Data excerpts:

* start *

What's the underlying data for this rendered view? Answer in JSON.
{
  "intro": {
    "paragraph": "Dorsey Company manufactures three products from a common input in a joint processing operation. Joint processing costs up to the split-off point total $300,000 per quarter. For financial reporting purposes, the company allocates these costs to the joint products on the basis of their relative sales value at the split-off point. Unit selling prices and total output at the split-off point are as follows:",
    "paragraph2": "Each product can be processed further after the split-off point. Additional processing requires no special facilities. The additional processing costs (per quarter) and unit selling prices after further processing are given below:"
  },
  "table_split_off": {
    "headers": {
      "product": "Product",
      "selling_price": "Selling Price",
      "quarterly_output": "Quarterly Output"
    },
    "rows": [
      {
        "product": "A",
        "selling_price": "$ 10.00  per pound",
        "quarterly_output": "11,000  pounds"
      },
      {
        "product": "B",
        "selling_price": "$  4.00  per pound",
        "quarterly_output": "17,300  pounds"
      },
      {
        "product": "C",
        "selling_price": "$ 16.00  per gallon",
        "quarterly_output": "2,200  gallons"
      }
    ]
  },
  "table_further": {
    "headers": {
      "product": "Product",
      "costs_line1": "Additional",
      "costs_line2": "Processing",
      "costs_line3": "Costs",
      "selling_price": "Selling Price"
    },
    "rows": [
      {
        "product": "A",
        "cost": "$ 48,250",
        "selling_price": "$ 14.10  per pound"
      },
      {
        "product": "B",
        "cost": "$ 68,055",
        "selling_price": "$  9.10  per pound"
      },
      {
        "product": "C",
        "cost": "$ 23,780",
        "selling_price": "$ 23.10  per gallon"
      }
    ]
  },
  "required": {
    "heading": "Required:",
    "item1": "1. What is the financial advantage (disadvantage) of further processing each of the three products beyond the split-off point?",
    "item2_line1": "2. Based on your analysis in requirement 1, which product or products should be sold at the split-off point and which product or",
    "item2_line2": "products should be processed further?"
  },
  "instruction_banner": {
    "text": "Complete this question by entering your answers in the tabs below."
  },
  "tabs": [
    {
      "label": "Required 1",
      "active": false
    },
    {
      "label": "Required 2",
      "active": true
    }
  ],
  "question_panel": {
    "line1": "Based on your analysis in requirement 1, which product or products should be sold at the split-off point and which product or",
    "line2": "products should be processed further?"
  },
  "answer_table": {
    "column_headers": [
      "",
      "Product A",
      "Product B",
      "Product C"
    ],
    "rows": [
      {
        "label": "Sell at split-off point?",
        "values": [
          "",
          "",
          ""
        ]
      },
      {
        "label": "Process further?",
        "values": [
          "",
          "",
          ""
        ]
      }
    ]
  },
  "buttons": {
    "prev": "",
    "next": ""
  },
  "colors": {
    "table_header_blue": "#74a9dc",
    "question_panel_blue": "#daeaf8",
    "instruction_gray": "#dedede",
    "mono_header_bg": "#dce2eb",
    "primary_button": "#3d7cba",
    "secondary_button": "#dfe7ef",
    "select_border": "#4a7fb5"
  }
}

* end *

- **Work to be completed**: Extract from the material all lines containing the string "three".

- **Final answer**:
    "paragraph": "Dorsey Company manufactures three products from a common input in a joint processing operation. Joint processing costs up to the split-off point total $300,000 per quarter. For financial reporting purposes, the company allocates these costs to the joint products on the basis of their relative sales value at the split-off point. Unit selling prices and total output at the split-off point are as follows:",
    "item1": "1. What is the financial advantage (disadvantage) of further processing each of the three products beyond the split-off point?",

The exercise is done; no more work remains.